* **To be done**: Leave out the pictures and return every entry exactly as it appears.

--- begin Task input ---

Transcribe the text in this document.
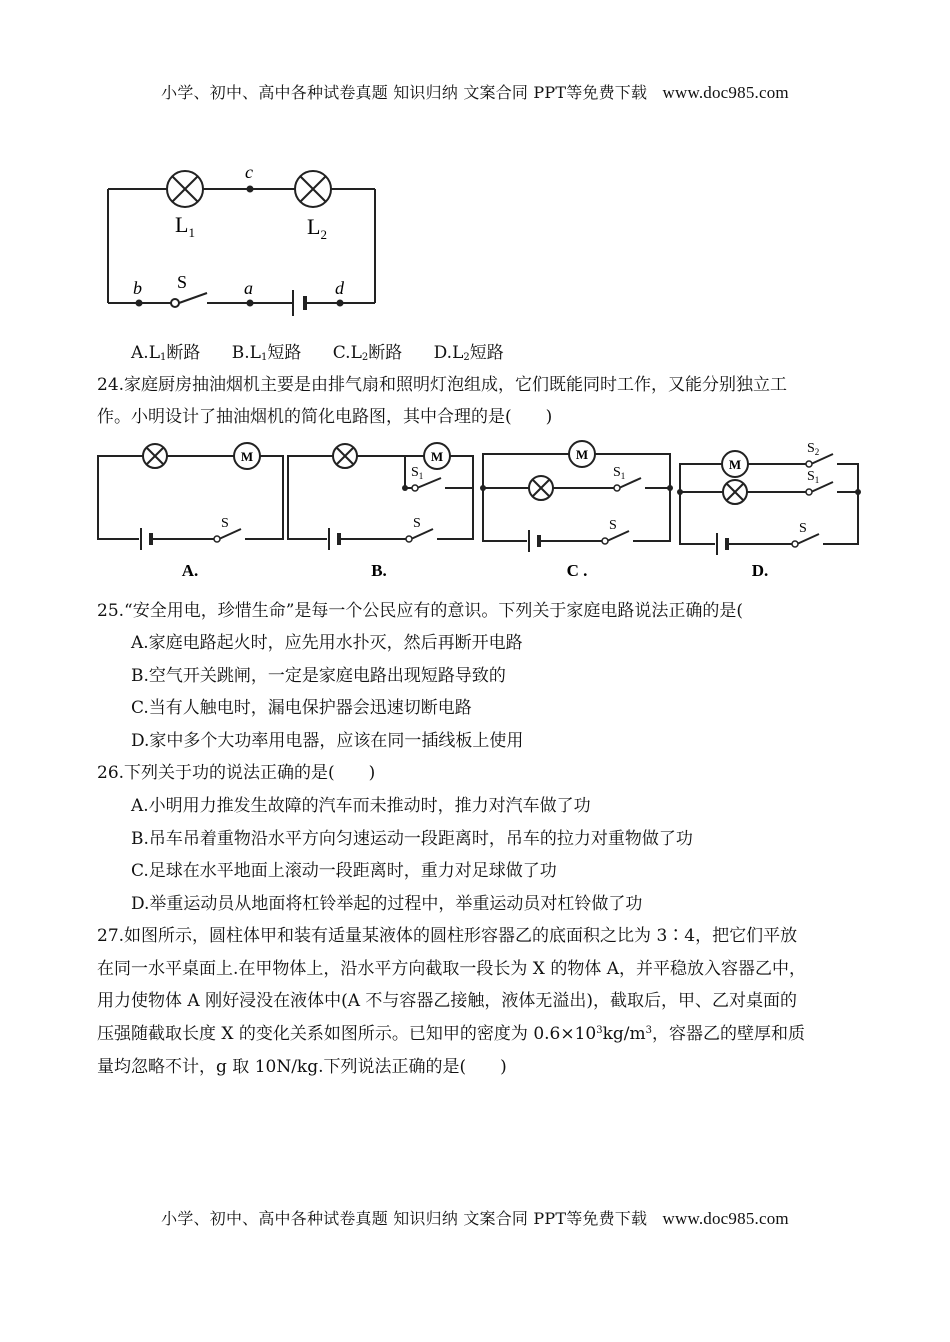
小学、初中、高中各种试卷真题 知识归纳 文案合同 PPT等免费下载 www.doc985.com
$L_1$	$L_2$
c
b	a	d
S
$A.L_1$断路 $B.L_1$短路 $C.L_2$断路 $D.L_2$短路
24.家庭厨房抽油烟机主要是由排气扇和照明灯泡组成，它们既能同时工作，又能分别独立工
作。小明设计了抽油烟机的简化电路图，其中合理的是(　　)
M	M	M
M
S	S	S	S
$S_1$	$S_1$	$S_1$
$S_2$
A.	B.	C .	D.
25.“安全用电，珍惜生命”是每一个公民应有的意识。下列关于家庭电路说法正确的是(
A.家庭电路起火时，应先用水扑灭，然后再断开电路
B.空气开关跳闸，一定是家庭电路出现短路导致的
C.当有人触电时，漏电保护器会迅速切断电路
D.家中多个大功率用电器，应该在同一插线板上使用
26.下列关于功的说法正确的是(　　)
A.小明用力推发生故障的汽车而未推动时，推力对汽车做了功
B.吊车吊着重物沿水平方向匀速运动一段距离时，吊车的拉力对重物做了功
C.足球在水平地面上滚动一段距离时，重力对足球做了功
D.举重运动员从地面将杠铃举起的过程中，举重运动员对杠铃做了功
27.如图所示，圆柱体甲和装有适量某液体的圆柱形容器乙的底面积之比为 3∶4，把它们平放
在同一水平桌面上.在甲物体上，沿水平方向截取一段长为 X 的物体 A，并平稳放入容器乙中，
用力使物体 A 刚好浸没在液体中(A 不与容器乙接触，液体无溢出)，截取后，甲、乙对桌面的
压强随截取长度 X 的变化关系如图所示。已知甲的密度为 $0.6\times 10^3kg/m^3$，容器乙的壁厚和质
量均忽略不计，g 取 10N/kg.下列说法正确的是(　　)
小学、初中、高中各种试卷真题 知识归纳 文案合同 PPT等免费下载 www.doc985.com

--- end Task input ---

* **Response to the task**:
Transcribe the text in this document.
小学、初中、高中各种试卷真题 知识归纳 文案合同 PPT等免费下载 www.doc985.com
$L_1$	$L_2$
c
b	a	d
S
$A.L_1$断路 $B.L_1$短路 $C.L_2$断路 $D.L_2$短路
24.家庭厨房抽油烟机主要是由排气扇和照明灯泡组成，它们既能同时工作，又能分别独立工
作。小明设计了抽油烟机的简化电路图，其中合理的是(　　)
M	M	M
M
S	S	S	S
$S_1$	$S_1$	$S_1$
$S_2$
A.	B.	C .	D.
25.“安全用电，珍惜生命”是每一个公民应有的意识。下列关于家庭电路说法正确的是(
A.家庭电路起火时，应先用水扑灭，然后再断开电路
B.空气开关跳闸，一定是家庭电路出现短路导致的
C.当有人触电时，漏电保护器会迅速切断电路
D.家中多个大功率用电器，应该在同一插线板上使用
26.下列关于功的说法正确的是(　　)
A.小明用力推发生故障的汽车而未推动时，推力对汽车做了功
B.吊车吊着重物沿水平方向匀速运动一段距离时，吊车的拉力对重物做了功
C.足球在水平地面上滚动一段距离时，重力对足球做了功
D.举重运动员从地面将杠铃举起的过程中，举重运动员对杠铃做了功
27.如图所示，圆柱体甲和装有适量某液体的圆柱形容器乙的底面积之比为 3∶4，把它们平放
在同一水平桌面上.在甲物体上，沿水平方向截取一段长为 X 的物体 A，并平稳放入容器乙中，
用力使物体 A 刚好浸没在液体中(A 不与容器乙接触，液体无溢出)，截取后，甲、乙对桌面的
压强随截取长度 X 的变化关系如图所示。已知甲的密度为 $0.6\times 10^3kg/m^3$，容器乙的壁厚和质
量均忽略不计，g 取 10N/kg.下列说法正确的是(　　)
小学、初中、高中各种试卷真题 知识归纳 文案合同 PPT等免费下载 www.doc985.com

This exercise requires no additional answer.